▸ **WORK INSTRUCTIONS**
Find the string "structured" in the records. Copy every line it appears in.

▸ **EXTRACTED RECORDS**
···

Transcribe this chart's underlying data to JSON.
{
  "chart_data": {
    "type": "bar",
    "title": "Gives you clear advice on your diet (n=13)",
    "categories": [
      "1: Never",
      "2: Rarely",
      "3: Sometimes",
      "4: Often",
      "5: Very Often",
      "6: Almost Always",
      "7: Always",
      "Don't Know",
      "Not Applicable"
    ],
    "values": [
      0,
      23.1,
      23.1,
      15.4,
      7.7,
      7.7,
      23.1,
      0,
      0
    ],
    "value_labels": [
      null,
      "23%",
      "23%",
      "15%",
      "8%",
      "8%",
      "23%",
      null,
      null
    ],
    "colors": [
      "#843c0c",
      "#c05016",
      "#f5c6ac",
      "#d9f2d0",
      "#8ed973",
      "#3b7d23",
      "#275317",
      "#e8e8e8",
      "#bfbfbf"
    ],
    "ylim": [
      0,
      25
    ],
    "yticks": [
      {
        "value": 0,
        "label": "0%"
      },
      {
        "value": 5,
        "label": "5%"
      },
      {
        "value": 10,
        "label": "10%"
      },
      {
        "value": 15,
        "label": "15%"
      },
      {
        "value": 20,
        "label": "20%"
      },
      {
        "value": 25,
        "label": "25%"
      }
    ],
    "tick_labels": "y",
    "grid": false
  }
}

···

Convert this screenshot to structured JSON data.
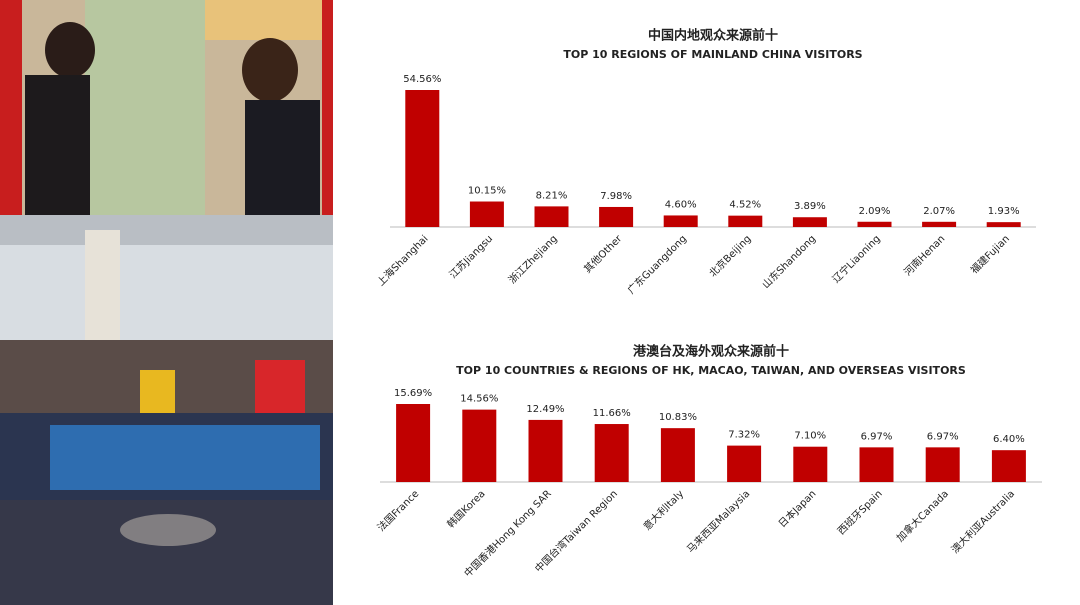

···

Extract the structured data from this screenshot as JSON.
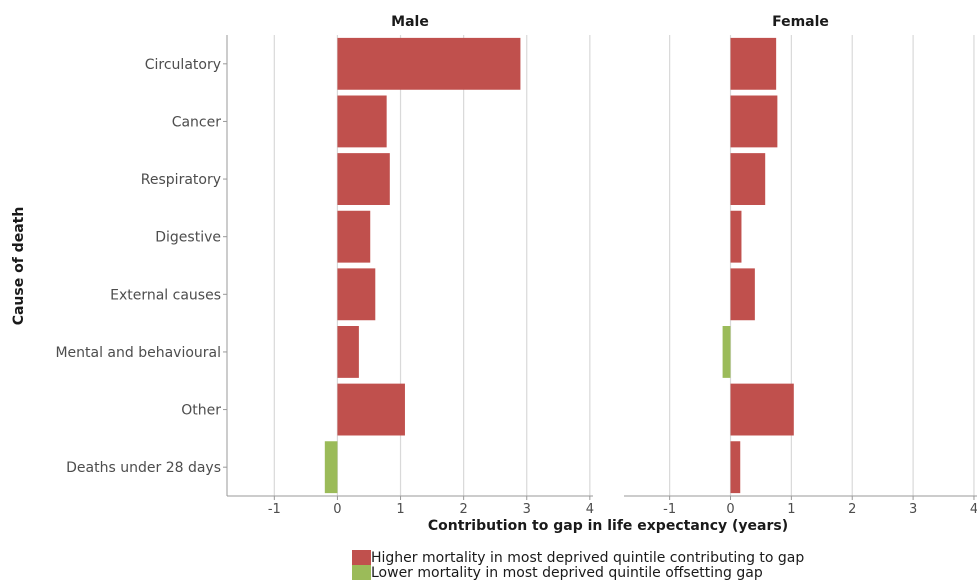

···

▸ **SOLUTION FOR THIS EXERCISE**
Convert this screenshot to structured JSON data.
Extract the structured data from this screenshot as JSON.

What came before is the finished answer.